§ **WHAT IS EXPECTED**:
Transcribe each entry below exactly. Pictures do not go in the copy.

§ **RECORDS FOR THE EXERCISE**:
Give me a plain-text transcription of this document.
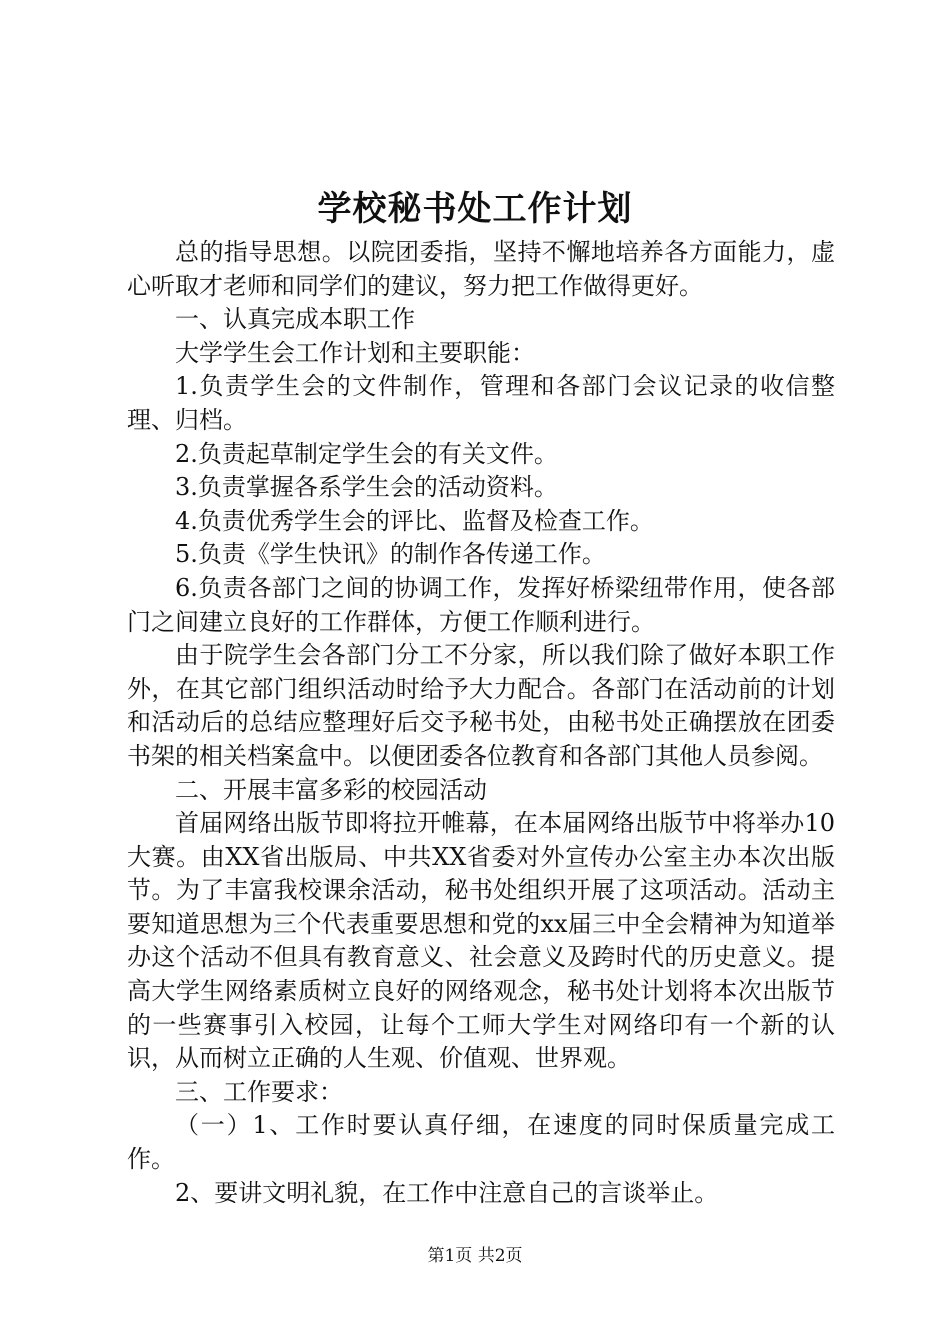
学校秘书处工作计划

总的指导思想。以院团委指，坚持不懈地培养各方面能力，虚心听取才老师和同学们的建议，努力把工作做得更好。

一、认真完成本职工作

大学学生会工作计划和主要职能：

1.负责学生会的文件制作，管理和各部门会议记录的收信整理、归档。

2.负责起草制定学生会的有关文件。

3.负责掌握各系学生会的活动资料。

4.负责优秀学生会的评比、监督及检查工作。

5.负责《学生快讯》的制作各传递工作。

6.负责各部门之间的协调工作，发挥好桥梁纽带作用，使各部门之间建立良好的工作群体，方便工作顺利进行。

由于院学生会各部门分工不分家，所以我们除了做好本职工作外，在其它部门组织活动时给予大力配合。各部门在活动前的计划和活动后的总结应整理好后交予秘书处，由秘书处正确摆放在团委书架的相关档案盒中。以便团委各位教育和各部门其他人员参阅。

二、开展丰富多彩的校园活动

首届网络出版节即将拉开帷幕，在本届网络出版节中将举办10大赛。由XX省出版局、中共XX省委对外宣传办公室主办本次出版节。为了丰富我校课余活动，秘书处组织开展了这项活动。活动主要知道思想为三个代表重要思想和党的xx届三中全会精神为知道举办这个活动不但具有教育意义、社会意义及跨时代的历史意义。提高大学生网络素质树立良好的网络观念，秘书处计划将本次出版节的一些赛事引入校园，让每个工师大学生对网络印有一个新的认识，从而树立正确的人生观、价值观、世界观。

三、工作要求：

（一）1、工作时要认真仔细，在速度的同时保质量完成工作。

2、要讲文明礼貌，在工作中注意自己的言谈举止。

第1页 共2页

§ **PROBLEM SOLUTION**:
Give me a plain-text transcription of this document.
学校秘书处工作计划

总的指导思想。以院团委指，坚持不懈地培养各方面能力，虚心听取才老师和同学们的建议，努力把工作做得更好。

一、认真完成本职工作

大学学生会工作计划和主要职能：

1.负责学生会的文件制作，管理和各部门会议记录的收信整理、归档。

2.负责起草制定学生会的有关文件。

3.负责掌握各系学生会的活动资料。

4.负责优秀学生会的评比、监督及检查工作。

5.负责《学生快讯》的制作各传递工作。

6.负责各部门之间的协调工作，发挥好桥梁纽带作用，使各部门之间建立良好的工作群体，方便工作顺利进行。

由于院学生会各部门分工不分家，所以我们除了做好本职工作外，在其它部门组织活动时给予大力配合。各部门在活动前的计划和活动后的总结应整理好后交予秘书处，由秘书处正确摆放在团委书架的相关档案盒中。以便团委各位教育和各部门其他人员参阅。

二、开展丰富多彩的校园活动

首届网络出版节即将拉开帷幕，在本届网络出版节中将举办10大赛。由XX省出版局、中共XX省委对外宣传办公室主办本次出版节。为了丰富我校课余活动，秘书处组织开展了这项活动。活动主要知道思想为三个代表重要思想和党的xx届三中全会精神为知道举办这个活动不但具有教育意义、社会意义及跨时代的历史意义。提高大学生网络素质树立良好的网络观念，秘书处计划将本次出版节的一些赛事引入校园，让每个工师大学生对网络印有一个新的认识，从而树立正确的人生观、价值观、世界观。

三、工作要求：

（一）1、工作时要认真仔细，在速度的同时保质量完成工作。

2、要讲文明礼貌，在工作中注意自己的言谈举止。

第1页 共2页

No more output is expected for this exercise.